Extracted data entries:
-=-=-=-=-

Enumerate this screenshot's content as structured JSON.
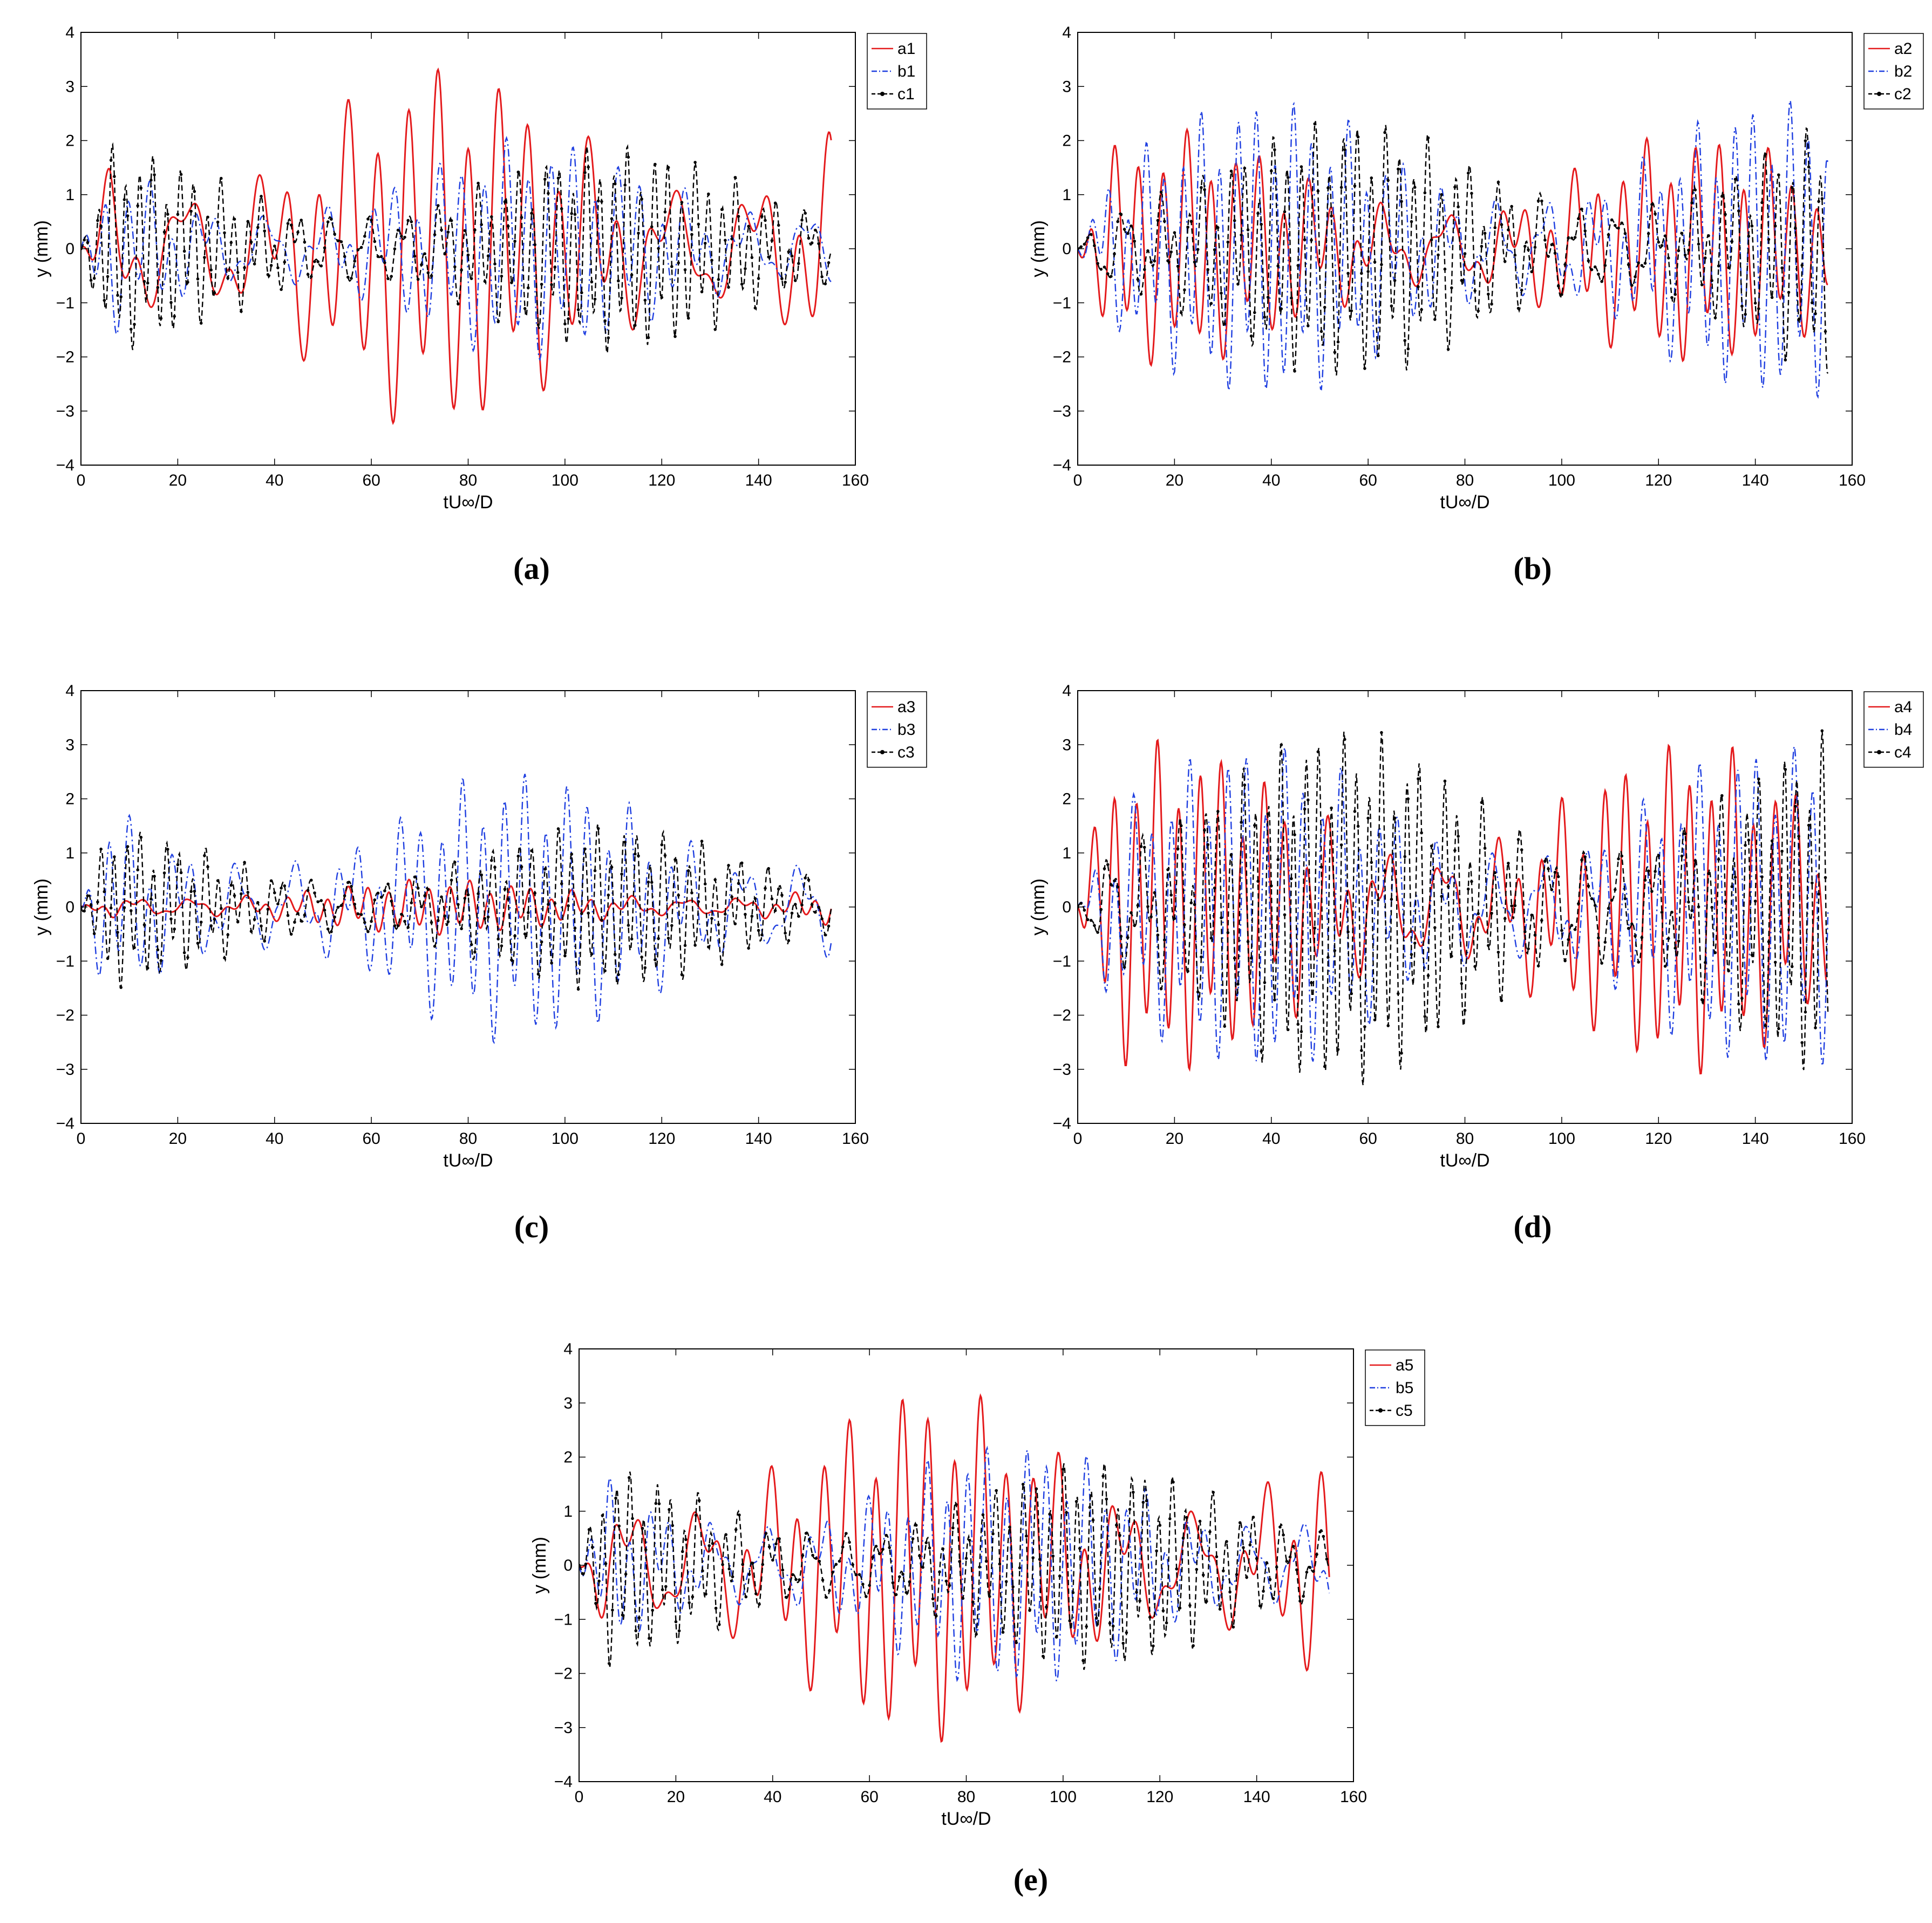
{
  "figure": {
    "captions": [
      "(a)",
      "(b)",
      "(c)",
      "(d)",
      "(e)"
    ]
  },
  "chart_data": [
    {
      "type": "line",
      "panel": "a",
      "xlabel": "tU∞/D",
      "ylabel": "y (mm)",
      "xlim": [
        0,
        160
      ],
      "ylim": [
        -4,
        4
      ],
      "xticks": [
        "0",
        "20",
        "40",
        "60",
        "80",
        "100",
        "120",
        "140",
        "160"
      ],
      "yticks": [
        "4",
        "3",
        "2",
        "1",
        "0",
        "−1",
        "−2",
        "−3",
        "−4"
      ],
      "legend_position": "top-right",
      "series": [
        {
          "name": "a1",
          "color": "#e41a1c",
          "style": "solid",
          "amplitude": 2.7,
          "period": 6.2,
          "seed": 1
        },
        {
          "name": "b1",
          "color": "#1f3fe0",
          "style": "dashdot",
          "amplitude": 1.6,
          "period": 4.6,
          "seed": 2
        },
        {
          "name": "c1",
          "color": "#000000",
          "style": "dashed-marker",
          "amplitude": 1.5,
          "period": 2.8,
          "seed": 3
        }
      ]
    },
    {
      "type": "line",
      "panel": "b",
      "xlabel": "tU∞/D",
      "ylabel": "y (mm)",
      "xlim": [
        0,
        160
      ],
      "ylim": [
        -4,
        4
      ],
      "xticks": [
        "0",
        "20",
        "40",
        "60",
        "80",
        "100",
        "120",
        "140",
        "160"
      ],
      "yticks": [
        "4",
        "3",
        "2",
        "1",
        "0",
        "−1",
        "−2",
        "−3",
        "−4"
      ],
      "legend_position": "top-right",
      "series": [
        {
          "name": "a2",
          "color": "#e41a1c",
          "style": "solid",
          "amplitude": 1.7,
          "period": 5.0,
          "seed": 4
        },
        {
          "name": "b2",
          "color": "#1f3fe0",
          "style": "dashdot",
          "amplitude": 2.2,
          "period": 3.8,
          "seed": 5
        },
        {
          "name": "c2",
          "color": "#000000",
          "style": "dashed-marker",
          "amplitude": 1.9,
          "period": 2.9,
          "seed": 6
        }
      ]
    },
    {
      "type": "line",
      "panel": "c",
      "xlabel": "tU∞/D",
      "ylabel": "y (mm)",
      "xlim": [
        0,
        160
      ],
      "ylim": [
        -4,
        4
      ],
      "xticks": [
        "0",
        "20",
        "40",
        "60",
        "80",
        "100",
        "120",
        "140",
        "160"
      ],
      "yticks": [
        "4",
        "3",
        "2",
        "1",
        "0",
        "−1",
        "−2",
        "−3",
        "−4"
      ],
      "legend_position": "top-right",
      "series": [
        {
          "name": "a3",
          "color": "#e41a1c",
          "style": "solid",
          "amplitude": 0.4,
          "period": 4.2,
          "seed": 7
        },
        {
          "name": "b3",
          "color": "#1f3fe0",
          "style": "dashdot",
          "amplitude": 2.0,
          "period": 4.3,
          "seed": 8
        },
        {
          "name": "c3",
          "color": "#000000",
          "style": "dashed-marker",
          "amplitude": 1.2,
          "period": 2.7,
          "seed": 9
        }
      ]
    },
    {
      "type": "line",
      "panel": "d",
      "xlabel": "tU∞/D",
      "ylabel": "y (mm)",
      "xlim": [
        0,
        160
      ],
      "ylim": [
        -4,
        4
      ],
      "xticks": [
        "0",
        "20",
        "40",
        "60",
        "80",
        "100",
        "120",
        "140",
        "160"
      ],
      "yticks": [
        "4",
        "3",
        "2",
        "1",
        "0",
        "−1",
        "−2",
        "−3",
        "−4"
      ],
      "legend_position": "top-right",
      "series": [
        {
          "name": "a4",
          "color": "#e41a1c",
          "style": "solid",
          "amplitude": 2.4,
          "period": 4.4,
          "seed": 10
        },
        {
          "name": "b4",
          "color": "#1f3fe0",
          "style": "dashdot",
          "amplitude": 2.4,
          "period": 3.9,
          "seed": 11
        },
        {
          "name": "c4",
          "color": "#000000",
          "style": "dashed-marker",
          "amplitude": 2.6,
          "period": 2.6,
          "seed": 12
        }
      ]
    },
    {
      "type": "line",
      "panel": "e",
      "xlabel": "tU∞/D",
      "ylabel": "y (mm)",
      "xlim": [
        0,
        160
      ],
      "ylim": [
        -4,
        4
      ],
      "xticks": [
        "0",
        "20",
        "40",
        "60",
        "80",
        "100",
        "120",
        "140",
        "160"
      ],
      "yticks": [
        "4",
        "3",
        "2",
        "1",
        "0",
        "−1",
        "−2",
        "−3",
        "−4"
      ],
      "legend_position": "top-right",
      "series": [
        {
          "name": "a5",
          "color": "#e41a1c",
          "style": "solid",
          "amplitude": 2.6,
          "period": 5.4,
          "seed": 13
        },
        {
          "name": "b5",
          "color": "#1f3fe0",
          "style": "dashdot",
          "amplitude": 1.8,
          "period": 4.1,
          "seed": 14
        },
        {
          "name": "c5",
          "color": "#000000",
          "style": "dashed-marker",
          "amplitude": 1.5,
          "period": 2.8,
          "seed": 15
        }
      ]
    }
  ]
}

-=-=-=-=-

◆ Task objective:
Transcribe the whole listing, character for character, but not its images.

◆ Solution:
Enumerate this screenshot's content as structured JSON.
{
  "figure": {
    "captions": [
      "(a)",
      "(b)",
      "(c)",
      "(d)",
      "(e)"
    ]
  },
  "chart_data": [
    {
      "type": "line",
      "panel": "a",
      "xlabel": "tU∞/D",
      "ylabel": "y (mm)",
      "xlim": [
        0,
        160
      ],
      "ylim": [
        -4,
        4
      ],
      "xticks": [
        "0",
        "20",
        "40",
        "60",
        "80",
        "100",
        "120",
        "140",
        "160"
      ],
      "yticks": [
        "4",
        "3",
        "2",
        "1",
        "0",
        "−1",
        "−2",
        "−3",
        "−4"
      ],
      "legend_position": "top-right",
      "series": [
        {
          "name": "a1",
          "color": "#e41a1c",
          "style": "solid",
          "amplitude": 2.7,
          "period": 6.2,
          "seed": 1
        },
        {
          "name": "b1",
          "color": "#1f3fe0",
          "style": "dashdot",
          "amplitude": 1.6,
          "period": 4.6,
          "seed": 2
        },
        {
          "name": "c1",
          "color": "#000000",
          "style": "dashed-marker",
          "amplitude": 1.5,
          "period": 2.8,
          "seed": 3
        }
      ]
    },
    {
      "type": "line",
      "panel": "b",
      "xlabel": "tU∞/D",
      "ylabel": "y (mm)",
      "xlim": [
        0,
        160
      ],
      "ylim": [
        -4,
        4
      ],
      "xticks": [
        "0",
        "20",
        "40",
        "60",
        "80",
        "100",
        "120",
        "140",
        "160"
      ],
      "yticks": [
        "4",
        "3",
        "2",
        "1",
        "0",
        "−1",
        "−2",
        "−3",
        "−4"
      ],
      "legend_position": "top-right",
      "series": [
        {
          "name": "a2",
          "color": "#e41a1c",
          "style": "solid",
          "amplitude": 1.7,
          "period": 5.0,
          "seed": 4
        },
        {
          "name": "b2",
          "color": "#1f3fe0",
          "style": "dashdot",
          "amplitude": 2.2,
          "period": 3.8,
          "seed": 5
        },
        {
          "name": "c2",
          "color": "#000000",
          "style": "dashed-marker",
          "amplitude": 1.9,
          "period": 2.9,
          "seed": 6
        }
      ]
    },
    {
      "type": "line",
      "panel": "c",
      "xlabel": "tU∞/D",
      "ylabel": "y (mm)",
      "xlim": [
        0,
        160
      ],
      "ylim": [
        -4,
        4
      ],
      "xticks": [
        "0",
        "20",
        "40",
        "60",
        "80",
        "100",
        "120",
        "140",
        "160"
      ],
      "yticks": [
        "4",
        "3",
        "2",
        "1",
        "0",
        "−1",
        "−2",
        "−3",
        "−4"
      ],
      "legend_position": "top-right",
      "series": [
        {
          "name": "a3",
          "color": "#e41a1c",
          "style": "solid",
          "amplitude": 0.4,
          "period": 4.2,
          "seed": 7
        },
        {
          "name": "b3",
          "color": "#1f3fe0",
          "style": "dashdot",
          "amplitude": 2.0,
          "period": 4.3,
          "seed": 8
        },
        {
          "name": "c3",
          "color": "#000000",
          "style": "dashed-marker",
          "amplitude": 1.2,
          "period": 2.7,
          "seed": 9
        }
      ]
    },
    {
      "type": "line",
      "panel": "d",
      "xlabel": "tU∞/D",
      "ylabel": "y (mm)",
      "xlim": [
        0,
        160
      ],
      "ylim": [
        -4,
        4
      ],
      "xticks": [
        "0",
        "20",
        "40",
        "60",
        "80",
        "100",
        "120",
        "140",
        "160"
      ],
      "yticks": [
        "4",
        "3",
        "2",
        "1",
        "0",
        "−1",
        "−2",
        "−3",
        "−4"
      ],
      "legend_position": "top-right",
      "series": [
        {
          "name": "a4",
          "color": "#e41a1c",
          "style": "solid",
          "amplitude": 2.4,
          "period": 4.4,
          "seed": 10
        },
        {
          "name": "b4",
          "color": "#1f3fe0",
          "style": "dashdot",
          "amplitude": 2.4,
          "period": 3.9,
          "seed": 11
        },
        {
          "name": "c4",
          "color": "#000000",
          "style": "dashed-marker",
          "amplitude": 2.6,
          "period": 2.6,
          "seed": 12
        }
      ]
    },
    {
      "type": "line",
      "panel": "e",
      "xlabel": "tU∞/D",
      "ylabel": "y (mm)",
      "xlim": [
        0,
        160
      ],
      "ylim": [
        -4,
        4
      ],
      "xticks": [
        "0",
        "20",
        "40",
        "60",
        "80",
        "100",
        "120",
        "140",
        "160"
      ],
      "yticks": [
        "4",
        "3",
        "2",
        "1",
        "0",
        "−1",
        "−2",
        "−3",
        "−4"
      ],
      "legend_position": "top-right",
      "series": [
        {
          "name": "a5",
          "color": "#e41a1c",
          "style": "solid",
          "amplitude": 2.6,
          "period": 5.4,
          "seed": 13
        },
        {
          "name": "b5",
          "color": "#1f3fe0",
          "style": "dashdot",
          "amplitude": 1.8,
          "period": 4.1,
          "seed": 14
        },
        {
          "name": "c5",
          "color": "#000000",
          "style": "dashed-marker",
          "amplitude": 1.5,
          "period": 2.8,
          "seed": 15
        }
      ]
    }
  ]
}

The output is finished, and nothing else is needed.